**Stated task**: Check each line of the listing, and copy it if it contains the word "specified".

**Materials provided**:
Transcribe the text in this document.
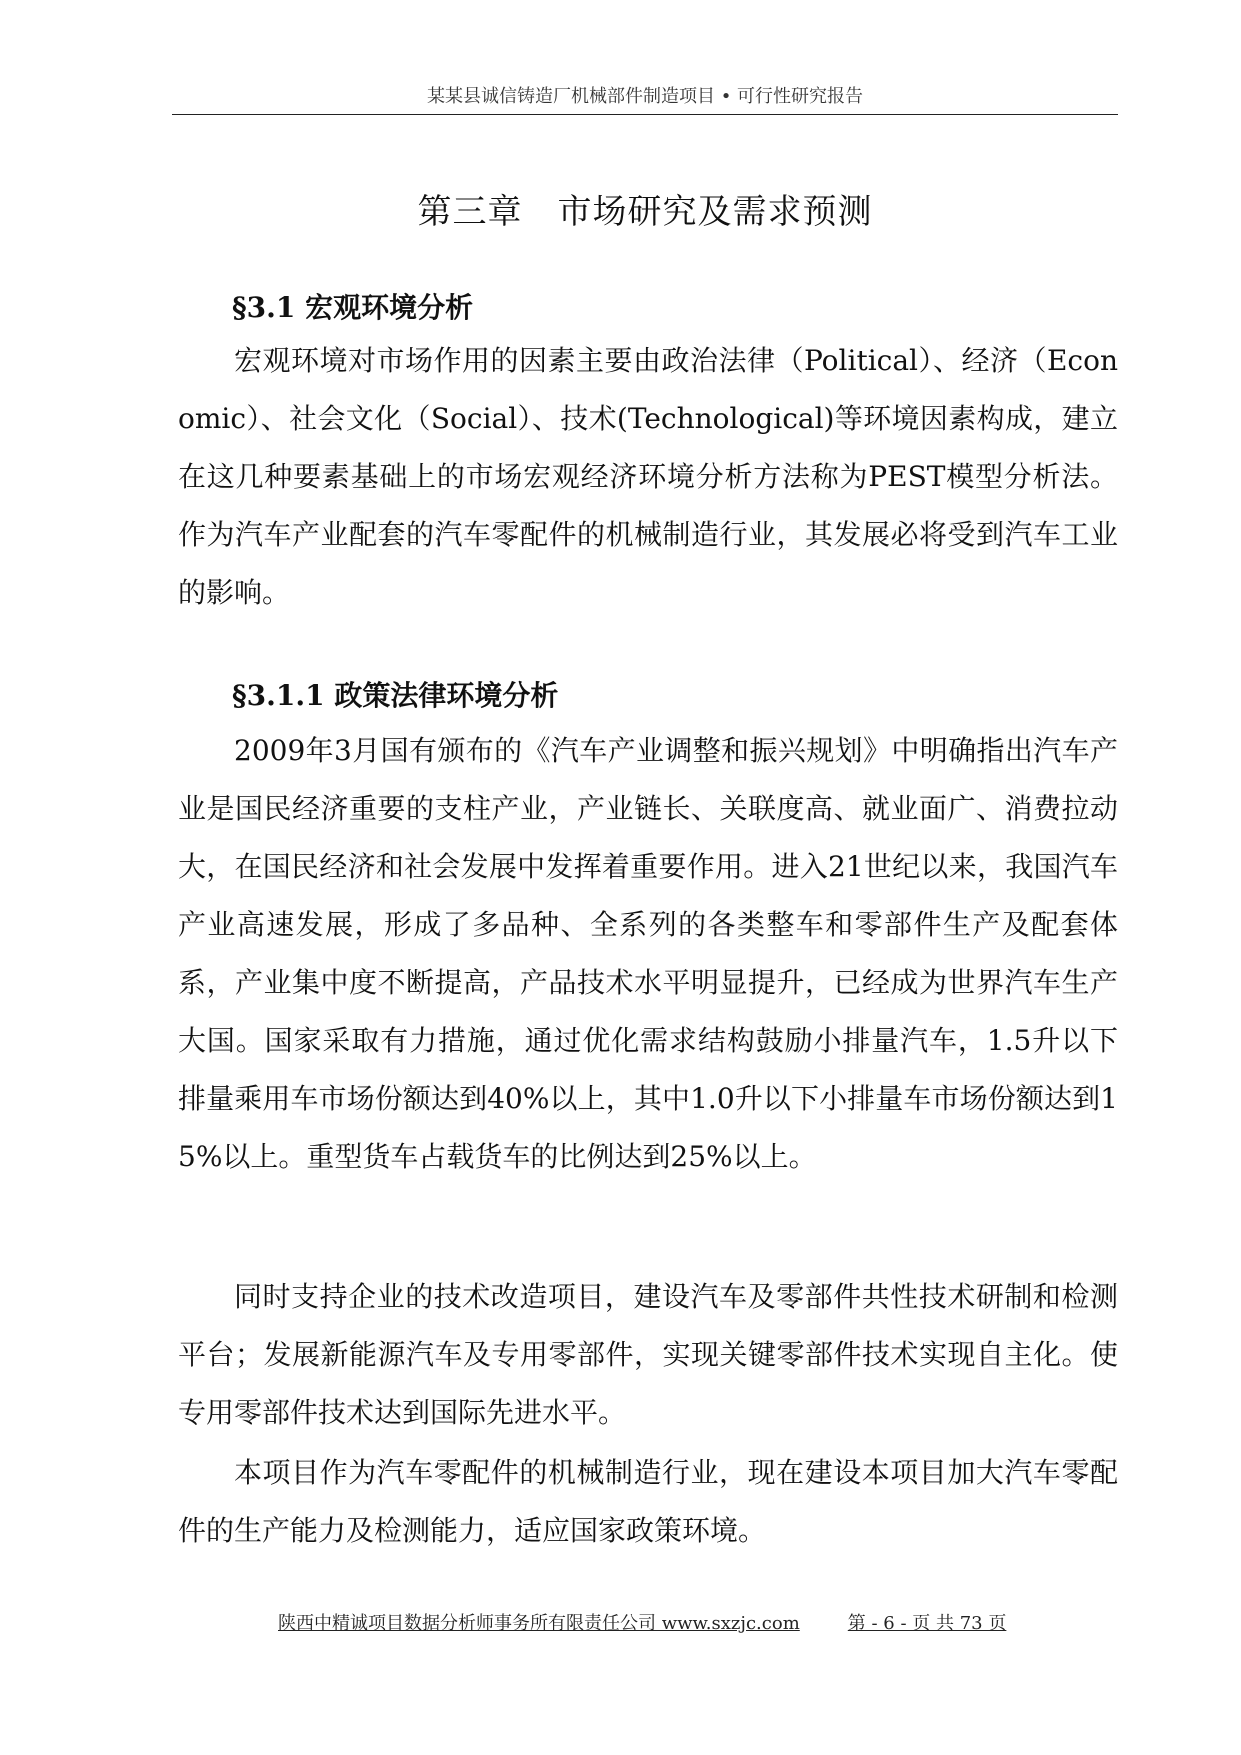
某某县诚信铸造厂机械部件制造项目 • 可行性研究报告
第三章　市场研究及需求预测
§3.1 宏观环境分析
宏观环境对市场作用的因素主要由政治法律（Political）、经济（Economic）、社会文化（Social）、技术(Technological)等环境因素构成，建立在这几种要素基础上的市场宏观经济环境分析方法称为PEST模型分析法。作为汽车产业配套的汽车零配件的机械制造行业，其发展必将受到汽车工业的影响。
§3.1.1 政策法律环境分析
2009年3月国有颁布的《汽车产业调整和振兴规划》中明确指出汽车产业是国民经济重要的支柱产业，产业链长、关联度高、就业面广、消费拉动大，在国民经济和社会发展中发挥着重要作用。进入21世纪以来，我国汽车产业高速发展，形成了多品种、全系列的各类整车和零部件生产及配套体系，产业集中度不断提高，产品技术水平明显提升，已经成为世界汽车生产大国。国家采取有力措施，通过优化需求结构鼓励小排量汽车，1.5升以下排量乘用车市场份额达到40%以上，其中1.0升以下小排量车市场份额达到15%以上。重型货车占载货车的比例达到25%以上。
同时支持企业的技术改造项目，建设汽车及零部件共性技术研制和检测平台；发展新能源汽车及专用零部件，实现关键零部件技术实现自主化。使专用零部件技术达到国际先进水平。
本项目作为汽车零配件的机械制造行业，现在建设本项目加大汽车零配件的生产能力及检测能力，适应国家政策环境。
陕西中精诚项目数据分析师事务所有限责任公司 www.sxzjc.com	第 - 6 - 页 共 73 页
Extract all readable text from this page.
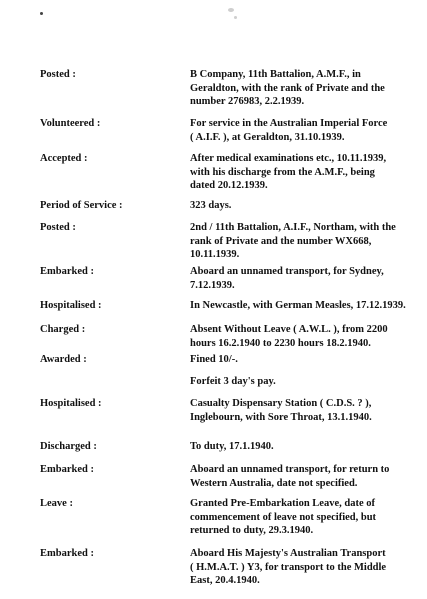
Posted :	B Company, 11th Battalion, A.M.F., in
Geraldton, with the rank of Private and the
number 276983, 2.2.1939.
Volunteered :	For service in the Australian Imperial Force
( A.I.F. ), at Geraldton, 31.10.1939.
Accepted :	After medical examinations etc., 10.11.1939,
with his discharge from the A.M.F., being
dated 20.12.1939.
Period of Service :	323 days.
Posted :	2nd / 11th Battalion, A.I.F., Northam, with the
rank of Private and the number WX668,
10.11.1939.
Embarked :	Aboard an unnamed transport, for Sydney,
7.12.1939.
Hospitalised :	In Newcastle, with German Measles, 17.12.1939.
Charged :	Absent Without Leave ( A.W.L. ), from 2200
hours 16.2.1940 to 2230 hours 18.2.1940.
Awarded :	Fined 10/-.
Forfeit 3 day's pay.
Hospitalised :	Casualty Dispensary Station ( C.D.S. ? ),
Inglebourn, with Sore Throat, 13.1.1940.
Discharged :	To duty, 17.1.1940.
Embarked :	Aboard an unnamed transport, for return to
Western Australia, date not specified.
Leave :	Granted Pre-Embarkation Leave, date of
commencement of leave not specified, but
returned to duty, 29.3.1940.
Embarked :	Aboard His Majesty's Australian Transport
( H.M.A.T. ) Y3, for transport to the Middle
East, 20.4.1940.
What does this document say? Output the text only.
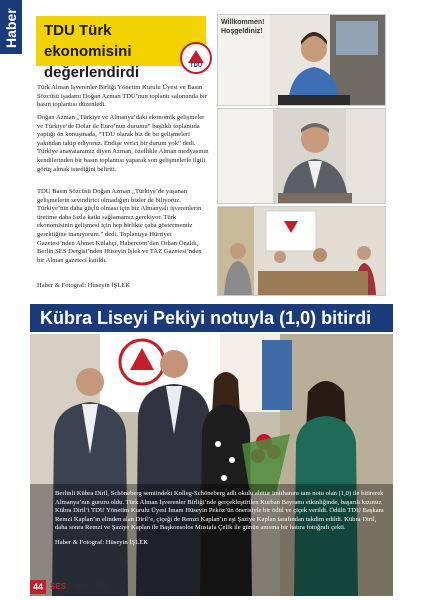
Haber TDU Türk ekonomisini değerlendirdi	TDU

Türk Alman İşverenler Birliği Yönetim Kurulu Üyesi ve Basın Sözcüsü işadamı Doğan Azman TDU’nun toplantı salonunda bir basın toplantısı düzenledi.

Doğan Azman „Türkiye ve Almanya’daki ekonomik gelişmeler ve Türkiye’de Dolar ile Euro’nun durumu” başlıklı toplantıda yaptığı ön konuşmada, “TDU olarak biz de bu gelişmeleri yakından takip ediyoruz. Endişe verici bir durum yok” dedi. Türkiye anavatanımız diyen Azman, özellikle Alman medyasının kendilerinden bir basın toplantısı yaparak son gelişmelerle ilgili görüş almak istediğini belirtti.

TDU Basın Sözcüsü Doğan Azman „Türkiye’de yaşanan gelişmelerin sevindirici olmadığını bizler de biliyoruz. Türkiye’nin daha güçlü olması için biz Almanyalı işverenlerin üretime daha fazla katkı sağlamamız gerekiyor. Türk ekonomisinin gelişmesi için hep birlikte çaba göstermemiz gerektiğine inanıyorum.” dedi. Toplantıya Hürriyet Gazetesi’nden Ahmet Külahçı, Habercom’dan Orhan Önaldı, Berlin SES Dergisi’nden Hüseyin İşlek ve TAZ Gazetesi’nden bir Alman gazeteci katıldı.

Haber & Fotograf: Hüseyin İŞLEK

Willkommen! Hoşgeldiniz!
Kübra Liseyi Pekiyi notuyla (1,0) bitirdi

Berlinli Kübra Diril, Schöneberg semtindeki Kolleg-Schöneberg adlı okulu abitur imtihanını tam notu olan (1,0) ile bitirerek Almanya’nın gururu oldu. Türk Alman İşverenler Birliği’nde gerçekleştirilen Kurban Bayramı etkinliğinde, başarılı kızımız Kübra Diril’i TDU Yönetim Kurulu Üyesi İmam Hüseyin Peköz’ün önerisiyle bir ödül ve çiçek verildi. Ödülü TDU Başkanı Remzi Kaplan’ın elinden alan Diril’e, çiçeği de Remzi Kaplan’ın eşi Şaziye Kaplan tarafından takdim edildi. Kübra Diril, daha sonra Remzi ve Şaziye Kaplan ile Başkonsolos Mustafa Çelik ile günün anısına bir hatıra fotoğrafı çekti.

Haber & Fotograf: Hüseyin İŞLEK

44 SES Jahr • Yıl 15
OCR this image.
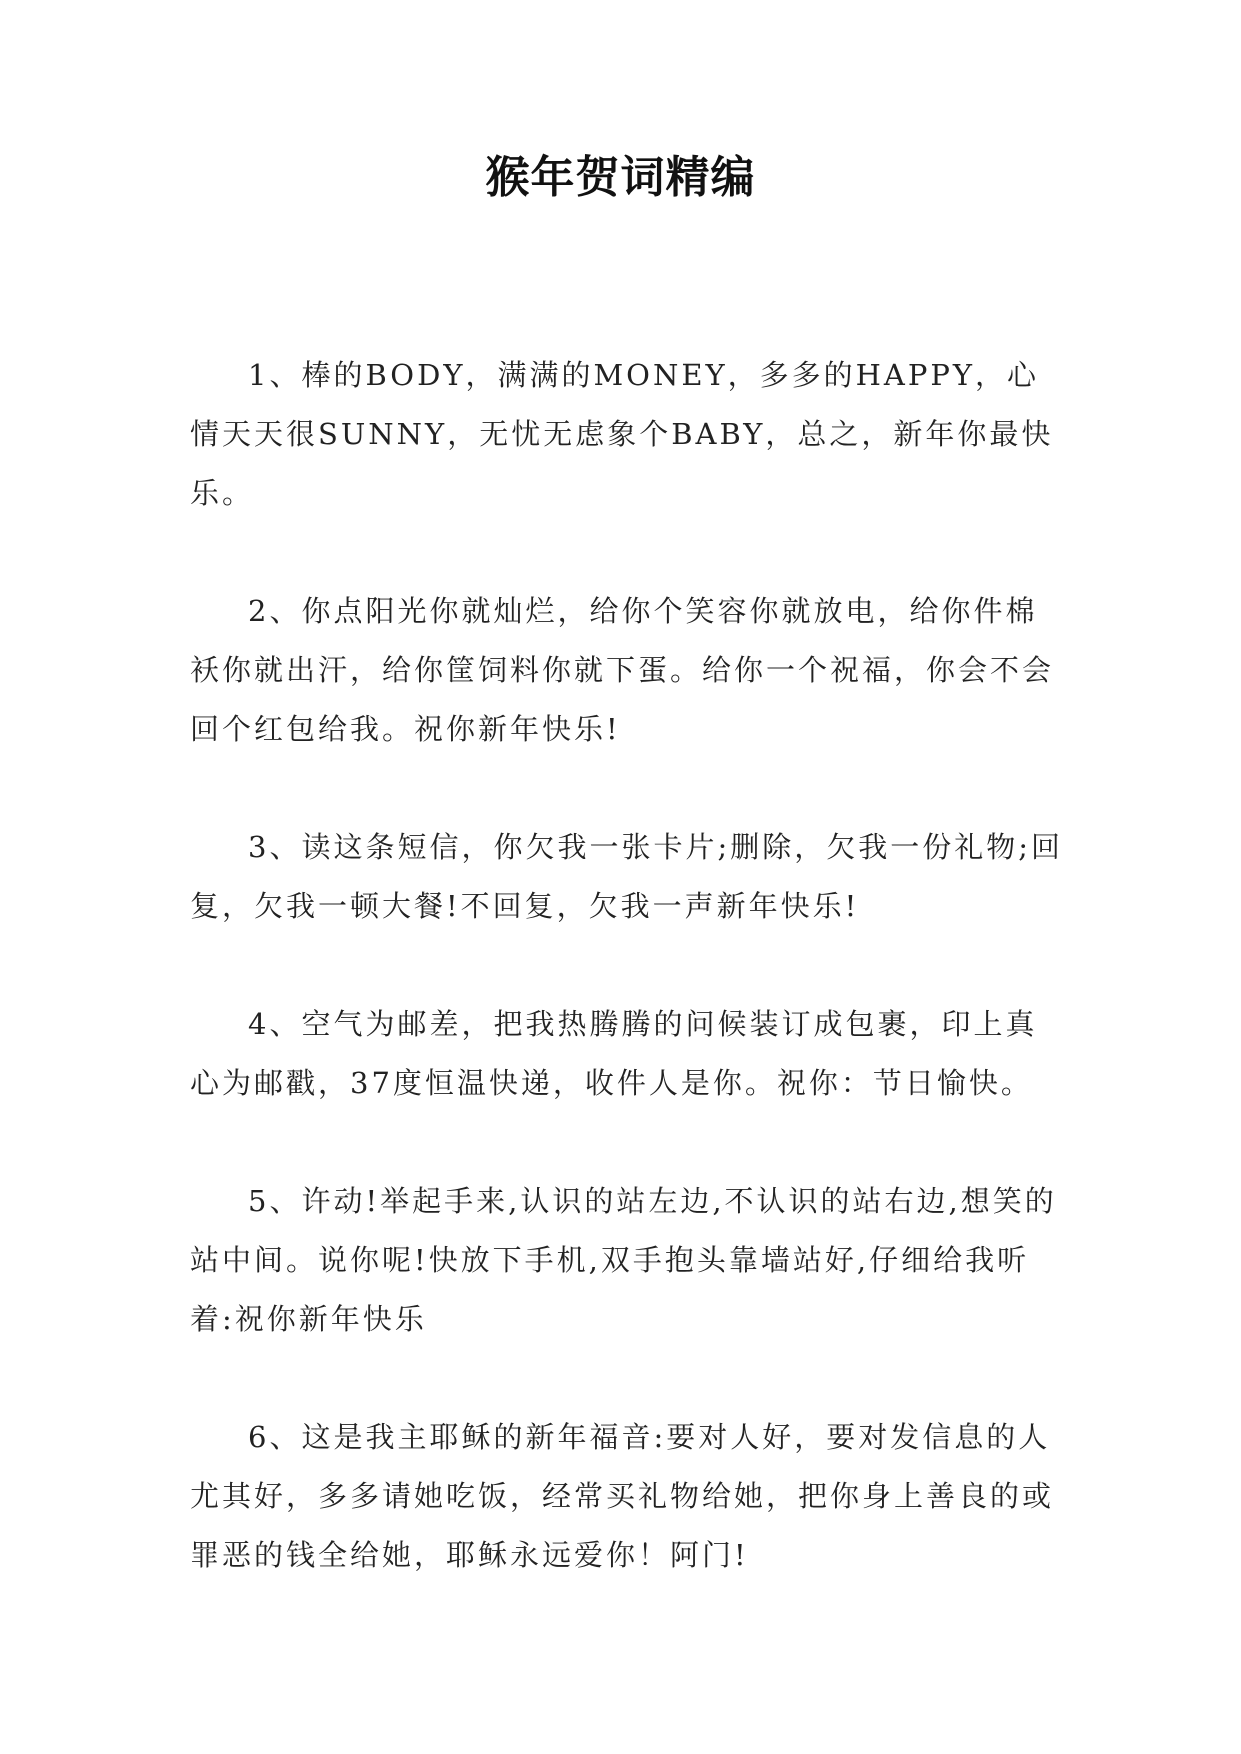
猴年贺词精编

1、棒的BODY，满满的MONEY，多多的HAPPY，心情天天很SUNNY，无忧无虑象个BABY，总之，新年你最快乐。

2、你点阳光你就灿烂，给你个笑容你就放电，给你件棉袄你就出汗，给你筐饲料你就下蛋。给你一个祝福，你会不会回个红包给我。祝你新年快乐!

3、读这条短信，你欠我一张卡片;删除，欠我一份礼物;回复，欠我一顿大餐!不回复，欠我一声新年快乐!

4、空气为邮差，把我热腾腾的问候装订成包裹，印上真心为邮戳，37度恒温快递，收件人是你。祝你：节日愉快。

5、许动!举起手来,认识的站左边,不认识的站右边,想笑的站中间。说你呢!快放下手机,双手抱头靠墙站好,仔细给我听着:祝你新年快乐

6、这是我主耶稣的新年福音:要对人好，要对发信息的人尤其好，多多请她吃饭，经常买礼物给她，把你身上善良的或罪恶的钱全给她，耶稣永远爱你！阿门!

**Full output**:
Western Australia, date not specified.
commencement of leave not specified, but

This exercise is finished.